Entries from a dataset

┌────────

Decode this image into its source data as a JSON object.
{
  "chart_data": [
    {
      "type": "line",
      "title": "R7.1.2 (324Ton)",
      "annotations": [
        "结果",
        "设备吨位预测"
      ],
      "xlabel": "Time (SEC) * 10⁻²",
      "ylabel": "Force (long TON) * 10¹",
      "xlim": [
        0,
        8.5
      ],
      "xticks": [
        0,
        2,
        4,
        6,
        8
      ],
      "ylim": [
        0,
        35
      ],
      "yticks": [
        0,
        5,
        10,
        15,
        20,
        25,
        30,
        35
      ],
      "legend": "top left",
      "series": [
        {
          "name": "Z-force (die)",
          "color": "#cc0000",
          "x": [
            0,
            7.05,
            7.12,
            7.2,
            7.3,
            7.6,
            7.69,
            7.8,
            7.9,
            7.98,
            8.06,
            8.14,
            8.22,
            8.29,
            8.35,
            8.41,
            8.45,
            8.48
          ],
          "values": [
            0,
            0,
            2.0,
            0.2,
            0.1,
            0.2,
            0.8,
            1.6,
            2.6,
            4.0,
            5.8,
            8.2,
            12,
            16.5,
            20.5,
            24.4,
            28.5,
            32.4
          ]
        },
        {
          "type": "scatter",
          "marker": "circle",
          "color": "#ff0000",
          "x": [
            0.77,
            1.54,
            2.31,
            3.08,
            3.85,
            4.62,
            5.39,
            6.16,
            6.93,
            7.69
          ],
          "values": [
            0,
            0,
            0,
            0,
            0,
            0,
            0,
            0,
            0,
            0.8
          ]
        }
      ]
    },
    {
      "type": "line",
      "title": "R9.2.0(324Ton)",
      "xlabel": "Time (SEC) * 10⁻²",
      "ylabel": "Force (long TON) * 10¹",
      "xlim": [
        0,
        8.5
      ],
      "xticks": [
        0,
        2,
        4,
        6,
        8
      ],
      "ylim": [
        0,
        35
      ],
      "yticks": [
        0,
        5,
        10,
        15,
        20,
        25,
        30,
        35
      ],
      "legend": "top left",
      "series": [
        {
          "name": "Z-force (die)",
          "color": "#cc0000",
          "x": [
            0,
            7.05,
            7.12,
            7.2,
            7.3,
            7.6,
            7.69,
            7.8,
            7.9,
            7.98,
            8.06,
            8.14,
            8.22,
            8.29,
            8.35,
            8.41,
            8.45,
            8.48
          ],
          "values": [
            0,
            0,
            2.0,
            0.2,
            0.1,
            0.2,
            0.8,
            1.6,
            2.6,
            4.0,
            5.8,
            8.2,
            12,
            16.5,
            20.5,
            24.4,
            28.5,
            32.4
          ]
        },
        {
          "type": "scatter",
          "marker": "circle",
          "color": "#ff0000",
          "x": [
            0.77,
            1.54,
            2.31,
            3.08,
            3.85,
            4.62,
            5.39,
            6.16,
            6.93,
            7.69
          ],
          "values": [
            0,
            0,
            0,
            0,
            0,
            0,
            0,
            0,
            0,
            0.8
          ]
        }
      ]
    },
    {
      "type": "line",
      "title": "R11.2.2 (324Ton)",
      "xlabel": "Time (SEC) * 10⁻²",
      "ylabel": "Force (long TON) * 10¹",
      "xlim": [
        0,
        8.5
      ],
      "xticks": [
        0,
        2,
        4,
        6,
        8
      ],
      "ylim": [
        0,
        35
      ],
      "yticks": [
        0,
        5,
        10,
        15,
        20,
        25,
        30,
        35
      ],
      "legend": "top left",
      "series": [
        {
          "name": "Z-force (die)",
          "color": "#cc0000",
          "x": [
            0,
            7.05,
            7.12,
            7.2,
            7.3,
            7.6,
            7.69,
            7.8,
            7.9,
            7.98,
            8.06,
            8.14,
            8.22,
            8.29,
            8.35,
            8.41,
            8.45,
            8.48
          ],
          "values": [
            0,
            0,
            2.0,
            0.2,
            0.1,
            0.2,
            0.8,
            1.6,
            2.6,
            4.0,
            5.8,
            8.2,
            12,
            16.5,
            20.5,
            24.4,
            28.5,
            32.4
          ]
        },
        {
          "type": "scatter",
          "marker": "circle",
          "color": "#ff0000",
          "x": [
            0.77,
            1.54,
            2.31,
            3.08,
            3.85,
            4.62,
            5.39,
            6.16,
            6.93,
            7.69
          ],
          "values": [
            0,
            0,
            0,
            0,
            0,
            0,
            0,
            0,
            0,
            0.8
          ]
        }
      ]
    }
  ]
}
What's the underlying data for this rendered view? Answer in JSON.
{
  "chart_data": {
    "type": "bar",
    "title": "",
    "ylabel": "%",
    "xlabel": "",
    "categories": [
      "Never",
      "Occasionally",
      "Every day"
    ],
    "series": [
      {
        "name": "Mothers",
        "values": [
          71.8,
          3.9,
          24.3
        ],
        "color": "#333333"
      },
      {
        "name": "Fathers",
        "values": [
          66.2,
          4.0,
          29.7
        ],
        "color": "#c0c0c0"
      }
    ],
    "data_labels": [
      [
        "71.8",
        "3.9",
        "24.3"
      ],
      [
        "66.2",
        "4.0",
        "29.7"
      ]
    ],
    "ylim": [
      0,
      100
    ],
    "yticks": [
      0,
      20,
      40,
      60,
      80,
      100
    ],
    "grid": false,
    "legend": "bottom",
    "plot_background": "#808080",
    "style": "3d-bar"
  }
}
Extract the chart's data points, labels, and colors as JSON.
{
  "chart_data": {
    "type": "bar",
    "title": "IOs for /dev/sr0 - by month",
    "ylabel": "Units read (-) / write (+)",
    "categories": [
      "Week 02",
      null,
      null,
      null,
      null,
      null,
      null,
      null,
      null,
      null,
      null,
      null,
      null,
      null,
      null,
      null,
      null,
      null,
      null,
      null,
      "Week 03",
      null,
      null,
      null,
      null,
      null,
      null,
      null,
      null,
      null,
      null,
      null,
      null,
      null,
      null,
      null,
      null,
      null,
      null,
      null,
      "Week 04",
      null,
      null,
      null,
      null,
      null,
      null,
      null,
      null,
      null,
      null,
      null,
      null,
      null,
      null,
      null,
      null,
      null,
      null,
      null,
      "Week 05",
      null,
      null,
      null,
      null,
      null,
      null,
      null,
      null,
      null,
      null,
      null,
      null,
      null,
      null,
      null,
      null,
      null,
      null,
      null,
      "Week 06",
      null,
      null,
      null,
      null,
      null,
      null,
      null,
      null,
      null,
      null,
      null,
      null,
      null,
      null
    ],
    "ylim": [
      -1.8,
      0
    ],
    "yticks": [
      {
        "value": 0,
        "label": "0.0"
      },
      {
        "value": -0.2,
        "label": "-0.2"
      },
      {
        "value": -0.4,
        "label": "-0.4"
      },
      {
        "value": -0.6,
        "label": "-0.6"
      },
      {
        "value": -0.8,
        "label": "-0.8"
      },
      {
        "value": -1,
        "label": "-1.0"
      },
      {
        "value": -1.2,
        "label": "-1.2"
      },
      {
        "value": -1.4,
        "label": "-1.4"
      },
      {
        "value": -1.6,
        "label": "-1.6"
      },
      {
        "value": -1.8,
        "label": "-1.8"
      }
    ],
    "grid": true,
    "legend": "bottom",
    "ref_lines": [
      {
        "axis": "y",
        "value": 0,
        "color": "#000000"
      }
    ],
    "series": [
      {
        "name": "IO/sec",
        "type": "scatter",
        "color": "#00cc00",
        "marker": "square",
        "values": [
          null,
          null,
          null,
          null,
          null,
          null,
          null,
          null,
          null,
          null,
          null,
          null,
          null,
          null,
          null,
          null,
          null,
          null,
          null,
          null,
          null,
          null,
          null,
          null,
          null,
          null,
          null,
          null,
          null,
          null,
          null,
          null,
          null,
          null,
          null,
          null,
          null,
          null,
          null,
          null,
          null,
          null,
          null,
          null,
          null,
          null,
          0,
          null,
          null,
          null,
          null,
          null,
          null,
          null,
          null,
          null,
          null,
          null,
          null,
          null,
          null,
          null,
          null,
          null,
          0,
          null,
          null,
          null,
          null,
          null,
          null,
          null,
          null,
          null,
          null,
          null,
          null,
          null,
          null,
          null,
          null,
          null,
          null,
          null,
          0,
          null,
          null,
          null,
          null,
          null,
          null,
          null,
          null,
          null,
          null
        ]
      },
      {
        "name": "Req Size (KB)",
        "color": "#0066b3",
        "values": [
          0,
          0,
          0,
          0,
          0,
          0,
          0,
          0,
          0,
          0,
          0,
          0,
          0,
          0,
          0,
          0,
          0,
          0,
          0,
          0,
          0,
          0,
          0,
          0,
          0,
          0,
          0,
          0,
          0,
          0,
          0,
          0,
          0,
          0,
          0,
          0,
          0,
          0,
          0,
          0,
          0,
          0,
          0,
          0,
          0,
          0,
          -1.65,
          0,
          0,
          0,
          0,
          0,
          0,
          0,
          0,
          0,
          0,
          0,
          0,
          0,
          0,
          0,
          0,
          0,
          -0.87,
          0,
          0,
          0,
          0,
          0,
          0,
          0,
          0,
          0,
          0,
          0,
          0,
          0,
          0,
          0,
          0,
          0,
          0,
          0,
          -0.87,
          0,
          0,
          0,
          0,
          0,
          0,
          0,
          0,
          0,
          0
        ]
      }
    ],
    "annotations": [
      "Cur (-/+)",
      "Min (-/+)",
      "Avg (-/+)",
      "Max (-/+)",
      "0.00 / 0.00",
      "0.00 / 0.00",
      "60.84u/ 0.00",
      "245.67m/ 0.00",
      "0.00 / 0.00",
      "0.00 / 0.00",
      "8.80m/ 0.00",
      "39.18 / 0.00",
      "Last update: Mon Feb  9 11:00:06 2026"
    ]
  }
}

└────────

(Exercise prompt)
Gather all lines with the string "name" from the data.

(Result for this task)
          "name": "Z-force (die)",
          "name": "Z-force (die)",
          "name": "Z-force (die)",
        "name": "Mothers",
        "name": "Fathers",
        "name": "IO/sec",
        "name": "Req Size (KB)",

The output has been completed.